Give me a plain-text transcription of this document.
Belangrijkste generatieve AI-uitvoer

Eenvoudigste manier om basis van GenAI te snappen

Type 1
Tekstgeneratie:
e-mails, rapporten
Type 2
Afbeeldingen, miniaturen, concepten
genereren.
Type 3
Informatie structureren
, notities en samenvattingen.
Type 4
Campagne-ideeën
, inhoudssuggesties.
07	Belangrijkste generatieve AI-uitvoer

********

EXERCISE REQUIREMENTS: Pull out every line containing "Belangrijkste".

RESULT OF THE EXERCISE:
Belangrijkste generatieve AI-uitvoer
07	Belangrijkste generatieve AI-uitvoer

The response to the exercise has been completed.